[Entries taken from a collection]
•••

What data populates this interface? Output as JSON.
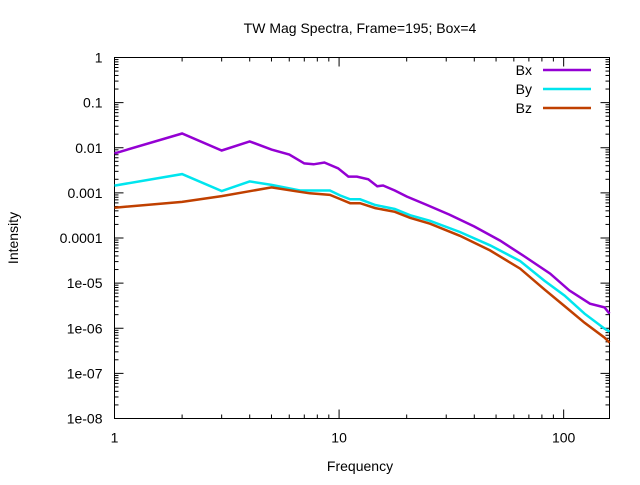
{
  "chart_data": {
    "type": "line",
    "title": "TW Mag Spectra, Frame=195; Box=4",
    "xlabel": "Frequency",
    "ylabel": "Intensity",
    "xscale": "log",
    "yscale": "log",
    "xlim": [
      1,
      160
    ],
    "ylim": [
      1e-08,
      1
    ],
    "xticks": [
      {
        "v": 1,
        "label": "1"
      },
      {
        "v": 10,
        "label": "10"
      },
      {
        "v": 100,
        "label": "100"
      }
    ],
    "yticks": [
      {
        "v": 1,
        "label": "1"
      },
      {
        "v": 0.1,
        "label": "0.1"
      },
      {
        "v": 0.01,
        "label": "0.01"
      },
      {
        "v": 0.001,
        "label": "0.001"
      },
      {
        "v": 0.0001,
        "label": "0.0001"
      },
      {
        "v": 1e-05,
        "label": "1e-05"
      },
      {
        "v": 1e-06,
        "label": "1e-06"
      },
      {
        "v": 1e-07,
        "label": "1e-07"
      },
      {
        "v": 1e-08,
        "label": "1e-08"
      }
    ],
    "grid": false,
    "legend_position": "top-right",
    "series": [
      {
        "name": "Bx",
        "color": "#9400d3",
        "x": [
          1,
          2,
          3,
          4,
          5,
          6,
          7,
          7.7,
          8.6,
          9.9,
          11,
          12,
          13.5,
          14.8,
          15.7,
          17.7,
          20,
          24.4,
          31,
          40,
          52,
          67,
          87,
          106,
          131,
          152,
          160
        ],
        "y": [
          0.0075,
          0.0207,
          0.0087,
          0.0138,
          0.0091,
          0.0071,
          0.0045,
          0.0043,
          0.0047,
          0.0035,
          0.0023,
          0.0023,
          0.002,
          0.0014,
          0.00146,
          0.00113,
          0.00083,
          0.00055,
          0.00033,
          0.00018,
          8.8e-05,
          3.9e-05,
          1.63e-05,
          6.9e-06,
          3.5e-06,
          2.9e-06,
          2.1e-06
        ]
      },
      {
        "name": "By",
        "color": "#00e5ee",
        "x": [
          1,
          2,
          3,
          4,
          5,
          6.7,
          9.1,
          10.1,
          11.2,
          12.4,
          14.5,
          17.7,
          20.7,
          25.4,
          34.5,
          47,
          64,
          82,
          101,
          124,
          152,
          160
        ],
        "y": [
          0.00145,
          0.0026,
          0.0011,
          0.0018,
          0.0015,
          0.00113,
          0.00113,
          0.00088,
          0.00072,
          0.00072,
          0.00054,
          0.00044,
          0.00032,
          0.00024,
          0.000136,
          6.9e-05,
          3.1e-05,
          1.14e-05,
          5.3e-06,
          2.1e-06,
          9.8e-07,
          8.4e-07
        ]
      },
      {
        "name": "Bz",
        "color": "#c04000",
        "x": [
          1,
          2,
          3,
          4,
          5,
          6.4,
          7.4,
          9.1,
          10.1,
          11.2,
          12.4,
          14.5,
          17.7,
          20.7,
          25.4,
          34.5,
          47,
          64,
          82,
          101,
          124,
          152,
          160
        ],
        "y": [
          0.00047,
          0.00063,
          0.00085,
          0.00109,
          0.00132,
          0.00109,
          0.00098,
          0.0009,
          0.00073,
          0.00059,
          0.00059,
          0.00046,
          0.00038,
          0.00028,
          0.000207,
          0.000112,
          5.3e-05,
          2.1e-05,
          7.3e-06,
          3.1e-06,
          1.32e-06,
          6.2e-07,
          4.8e-07
        ]
      }
    ]
  }
}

•••

> _Work instructions_: Drop the pictures and reproduce the rest of the entries above exactly.

> _Complete response_:
What data populates this interface? Output as JSON.
{
  "chart_data": {
    "type": "line",
    "title": "TW Mag Spectra, Frame=195; Box=4",
    "xlabel": "Frequency",
    "ylabel": "Intensity",
    "xscale": "log",
    "yscale": "log",
    "xlim": [
      1,
      160
    ],
    "ylim": [
      1e-08,
      1
    ],
    "xticks": [
      {
        "v": 1,
        "label": "1"
      },
      {
        "v": 10,
        "label": "10"
      },
      {
        "v": 100,
        "label": "100"
      }
    ],
    "yticks": [
      {
        "v": 1,
        "label": "1"
      },
      {
        "v": 0.1,
        "label": "0.1"
      },
      {
        "v": 0.01,
        "label": "0.01"
      },
      {
        "v": 0.001,
        "label": "0.001"
      },
      {
        "v": 0.0001,
        "label": "0.0001"
      },
      {
        "v": 1e-05,
        "label": "1e-05"
      },
      {
        "v": 1e-06,
        "label": "1e-06"
      },
      {
        "v": 1e-07,
        "label": "1e-07"
      },
      {
        "v": 1e-08,
        "label": "1e-08"
      }
    ],
    "grid": false,
    "legend_position": "top-right",
    "series": [
      {
        "name": "Bx",
        "color": "#9400d3",
        "x": [
          1,
          2,
          3,
          4,
          5,
          6,
          7,
          7.7,
          8.6,
          9.9,
          11,
          12,
          13.5,
          14.8,
          15.7,
          17.7,
          20,
          24.4,
          31,
          40,
          52,
          67,
          87,
          106,
          131,
          152,
          160
        ],
        "y": [
          0.0075,
          0.0207,
          0.0087,
          0.0138,
          0.0091,
          0.0071,
          0.0045,
          0.0043,
          0.0047,
          0.0035,
          0.0023,
          0.0023,
          0.002,
          0.0014,
          0.00146,
          0.00113,
          0.00083,
          0.00055,
          0.00033,
          0.00018,
          8.8e-05,
          3.9e-05,
          1.63e-05,
          6.9e-06,
          3.5e-06,
          2.9e-06,
          2.1e-06
        ]
      },
      {
        "name": "By",
        "color": "#00e5ee",
        "x": [
          1,
          2,
          3,
          4,
          5,
          6.7,
          9.1,
          10.1,
          11.2,
          12.4,
          14.5,
          17.7,
          20.7,
          25.4,
          34.5,
          47,
          64,
          82,
          101,
          124,
          152,
          160
        ],
        "y": [
          0.00145,
          0.0026,
          0.0011,
          0.0018,
          0.0015,
          0.00113,
          0.00113,
          0.00088,
          0.00072,
          0.00072,
          0.00054,
          0.00044,
          0.00032,
          0.00024,
          0.000136,
          6.9e-05,
          3.1e-05,
          1.14e-05,
          5.3e-06,
          2.1e-06,
          9.8e-07,
          8.4e-07
        ]
      },
      {
        "name": "Bz",
        "color": "#c04000",
        "x": [
          1,
          2,
          3,
          4,
          5,
          6.4,
          7.4,
          9.1,
          10.1,
          11.2,
          12.4,
          14.5,
          17.7,
          20.7,
          25.4,
          34.5,
          47,
          64,
          82,
          101,
          124,
          152,
          160
        ],
        "y": [
          0.00047,
          0.00063,
          0.00085,
          0.00109,
          0.00132,
          0.00109,
          0.00098,
          0.0009,
          0.00073,
          0.00059,
          0.00059,
          0.00046,
          0.00038,
          0.00028,
          0.000207,
          0.000112,
          5.3e-05,
          2.1e-05,
          7.3e-06,
          3.1e-06,
          1.32e-06,
          6.2e-07,
          4.8e-07
        ]
      }
    ]
  }
}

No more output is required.